_Dataset records:_
====================

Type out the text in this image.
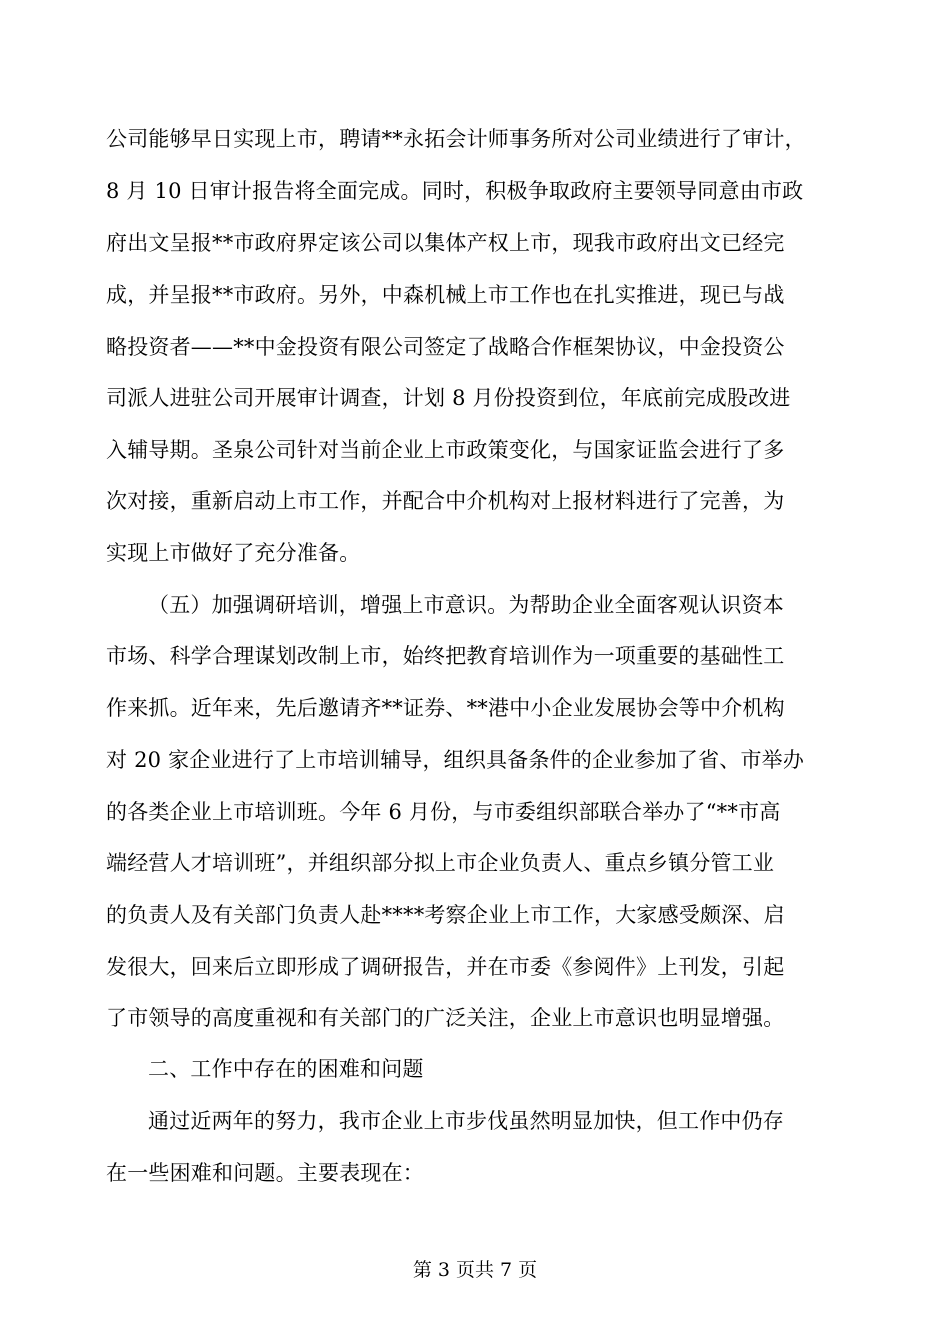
公司能够早日实现上市，聘请**永拓会计师事务所对公司业绩进行了审计，
8 月 10 日审计报告将全面完成。同时，积极争取政府主要领导同意由市政
府出文呈报**市政府界定该公司以集体产权上市，现我市政府出文已经完
成，并呈报**市政府。另外，中森机械上市工作也在扎实推进，现已与战
略投资者——**中金投资有限公司签定了战略合作框架协议，中金投资公
司派人进驻公司开展审计调查，计划 8 月份投资到位，年底前完成股改进
入辅导期。圣泉公司针对当前企业上市政策变化，与国家证监会进行了多
次对接，重新启动上市工作，并配合中介机构对上报材料进行了完善，为
实现上市做好了充分准备。
（五）加强调研培训，增强上市意识。为帮助企业全面客观认识资本
市场、科学合理谋划改制上市，始终把教育培训作为一项重要的基础性工
作来抓。近年来，先后邀请齐**证券、**港中小企业发展协会等中介机构
对 20 家企业进行了上市培训辅导，组织具备条件的企业参加了省、市举办
的各类企业上市培训班。今年 6 月份，与市委组织部联合举办了“**市高
端经营人才培训班”，并组织部分拟上市企业负责人、重点乡镇分管工业
的负责人及有关部门负责人赴****考察企业上市工作，大家感受颇深、启
发很大，回来后立即形成了调研报告，并在市委《参阅件》上刊发，引起
了市领导的高度重视和有关部门的广泛关注，企业上市意识也明显增强。
二、工作中存在的困难和问题
通过近两年的努力，我市企业上市步伐虽然明显加快，但工作中仍存
在一些困难和问题。主要表现在：
第 3 页共 7 页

====================

_Task details:_
Print each record exactly as it stands, leaving the images out.

_Solution:_
Type out the text in this image.
公司能够早日实现上市，聘请**永拓会计师事务所对公司业绩进行了审计，
8 月 10 日审计报告将全面完成。同时，积极争取政府主要领导同意由市政
府出文呈报**市政府界定该公司以集体产权上市，现我市政府出文已经完
成，并呈报**市政府。另外，中森机械上市工作也在扎实推进，现已与战
略投资者——**中金投资有限公司签定了战略合作框架协议，中金投资公
司派人进驻公司开展审计调查，计划 8 月份投资到位，年底前完成股改进
入辅导期。圣泉公司针对当前企业上市政策变化，与国家证监会进行了多
次对接，重新启动上市工作，并配合中介机构对上报材料进行了完善，为
实现上市做好了充分准备。
（五）加强调研培训，增强上市意识。为帮助企业全面客观认识资本
市场、科学合理谋划改制上市，始终把教育培训作为一项重要的基础性工
作来抓。近年来，先后邀请齐**证券、**港中小企业发展协会等中介机构
对 20 家企业进行了上市培训辅导，组织具备条件的企业参加了省、市举办
的各类企业上市培训班。今年 6 月份，与市委组织部联合举办了“**市高
端经营人才培训班”，并组织部分拟上市企业负责人、重点乡镇分管工业
的负责人及有关部门负责人赴****考察企业上市工作，大家感受颇深、启
发很大，回来后立即形成了调研报告，并在市委《参阅件》上刊发，引起
了市领导的高度重视和有关部门的广泛关注，企业上市意识也明显增强。
二、工作中存在的困难和问题
通过近两年的努力，我市企业上市步伐虽然明显加快，但工作中仍存
在一些困难和问题。主要表现在：
第 3 页共 7 页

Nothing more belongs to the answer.